++++ TASK INPUTS ++++
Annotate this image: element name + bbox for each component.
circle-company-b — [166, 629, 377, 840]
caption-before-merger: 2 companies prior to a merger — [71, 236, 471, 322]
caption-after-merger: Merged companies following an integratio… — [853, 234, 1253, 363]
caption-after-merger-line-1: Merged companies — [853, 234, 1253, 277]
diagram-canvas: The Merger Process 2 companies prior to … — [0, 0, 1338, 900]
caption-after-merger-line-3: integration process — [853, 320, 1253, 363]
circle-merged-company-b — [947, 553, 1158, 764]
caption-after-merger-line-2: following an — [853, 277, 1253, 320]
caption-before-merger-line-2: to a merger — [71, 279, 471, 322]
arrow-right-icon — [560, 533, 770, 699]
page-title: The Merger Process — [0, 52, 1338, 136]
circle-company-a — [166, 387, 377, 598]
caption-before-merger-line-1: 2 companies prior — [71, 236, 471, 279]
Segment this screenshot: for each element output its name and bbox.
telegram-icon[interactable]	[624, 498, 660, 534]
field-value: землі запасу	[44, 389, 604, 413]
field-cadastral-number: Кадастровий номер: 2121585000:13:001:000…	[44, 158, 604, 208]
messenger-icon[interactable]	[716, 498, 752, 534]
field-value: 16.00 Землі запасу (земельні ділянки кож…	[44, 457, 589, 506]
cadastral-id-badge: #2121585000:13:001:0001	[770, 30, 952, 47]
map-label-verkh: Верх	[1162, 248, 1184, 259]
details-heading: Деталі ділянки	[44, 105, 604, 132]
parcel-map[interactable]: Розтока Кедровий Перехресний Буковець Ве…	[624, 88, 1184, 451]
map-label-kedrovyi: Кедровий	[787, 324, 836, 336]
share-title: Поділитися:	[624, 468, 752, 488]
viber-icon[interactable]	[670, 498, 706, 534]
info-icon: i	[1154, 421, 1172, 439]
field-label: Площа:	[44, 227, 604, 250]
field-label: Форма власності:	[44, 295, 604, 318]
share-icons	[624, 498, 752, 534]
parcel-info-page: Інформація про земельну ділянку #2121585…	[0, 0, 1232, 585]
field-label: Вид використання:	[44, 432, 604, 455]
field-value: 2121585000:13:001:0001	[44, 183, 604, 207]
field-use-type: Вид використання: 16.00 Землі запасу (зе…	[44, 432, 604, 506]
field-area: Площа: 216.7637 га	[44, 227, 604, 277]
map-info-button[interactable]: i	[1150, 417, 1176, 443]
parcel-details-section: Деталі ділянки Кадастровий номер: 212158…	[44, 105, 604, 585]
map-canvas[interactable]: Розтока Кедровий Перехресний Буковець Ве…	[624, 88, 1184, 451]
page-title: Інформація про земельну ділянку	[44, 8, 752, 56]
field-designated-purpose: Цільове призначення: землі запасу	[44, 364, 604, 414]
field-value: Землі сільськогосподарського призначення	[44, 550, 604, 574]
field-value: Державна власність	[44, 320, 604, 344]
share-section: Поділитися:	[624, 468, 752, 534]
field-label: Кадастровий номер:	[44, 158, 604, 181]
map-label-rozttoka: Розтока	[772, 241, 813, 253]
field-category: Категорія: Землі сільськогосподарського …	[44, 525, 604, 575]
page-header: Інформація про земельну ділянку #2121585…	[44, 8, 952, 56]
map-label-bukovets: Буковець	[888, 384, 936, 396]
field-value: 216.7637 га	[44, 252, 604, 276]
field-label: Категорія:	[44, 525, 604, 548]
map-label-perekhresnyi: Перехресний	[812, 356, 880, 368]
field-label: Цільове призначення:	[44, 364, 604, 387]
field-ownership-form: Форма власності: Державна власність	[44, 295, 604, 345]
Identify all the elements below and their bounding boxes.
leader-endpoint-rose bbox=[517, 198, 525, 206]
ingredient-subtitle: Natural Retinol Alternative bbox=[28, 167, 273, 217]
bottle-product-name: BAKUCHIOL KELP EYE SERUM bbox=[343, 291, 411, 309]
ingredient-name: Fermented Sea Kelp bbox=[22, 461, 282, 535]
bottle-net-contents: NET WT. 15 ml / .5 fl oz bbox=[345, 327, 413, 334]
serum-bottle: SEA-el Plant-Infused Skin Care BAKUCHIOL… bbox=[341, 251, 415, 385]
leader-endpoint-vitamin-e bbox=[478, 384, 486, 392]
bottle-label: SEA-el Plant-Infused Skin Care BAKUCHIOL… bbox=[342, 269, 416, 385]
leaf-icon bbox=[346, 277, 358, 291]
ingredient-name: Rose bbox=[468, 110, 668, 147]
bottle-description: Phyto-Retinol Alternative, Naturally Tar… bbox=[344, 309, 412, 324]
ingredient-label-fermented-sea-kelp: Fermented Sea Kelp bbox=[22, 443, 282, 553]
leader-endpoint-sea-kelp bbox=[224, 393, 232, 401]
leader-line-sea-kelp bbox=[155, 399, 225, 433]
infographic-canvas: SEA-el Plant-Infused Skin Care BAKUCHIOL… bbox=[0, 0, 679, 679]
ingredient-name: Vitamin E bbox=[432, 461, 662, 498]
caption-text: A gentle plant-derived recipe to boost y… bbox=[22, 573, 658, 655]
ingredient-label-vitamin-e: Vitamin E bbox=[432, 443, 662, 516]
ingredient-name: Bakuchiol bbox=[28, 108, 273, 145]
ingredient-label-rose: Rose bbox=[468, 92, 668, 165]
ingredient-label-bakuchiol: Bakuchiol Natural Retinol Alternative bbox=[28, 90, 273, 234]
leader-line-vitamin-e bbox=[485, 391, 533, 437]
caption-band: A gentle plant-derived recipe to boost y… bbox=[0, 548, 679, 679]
++++
WHAT IS ASKED: Format the records above as a Markdown table, from their first line through the line containing "circle-merged-company-b — [947, 553, 1158, 764]", both included. Use a Row column for the row number and an Entry column for the line, and leave out blank lines.

THE SOLUTION:
| Row | Entry |
|---|---|
| 1 | Annotate this image: element name + bbox for each component. |
| 2 | circle-company-b — [166, 629, 377, 840] |
| 3 | caption-before-merger: 2 companies prior to a merger — [71, 236, 471, 322] |
| 4 | caption-after-merger: Merged companies following an integratio… — [853, 234, 1253, 363] |
| 5 | caption-after-merger-line-1: Merged companies — [853, 234, 1253, 277] |
| 6 | diagram-canvas: The Merger Process 2 companies prior to … — [0, 0, 1338, 900] |
| 7 | caption-after-merger-line-3: integration process — [853, 320, 1253, 363] |
| 8 | circle-merged-company-b — [947, 553, 1158, 764] |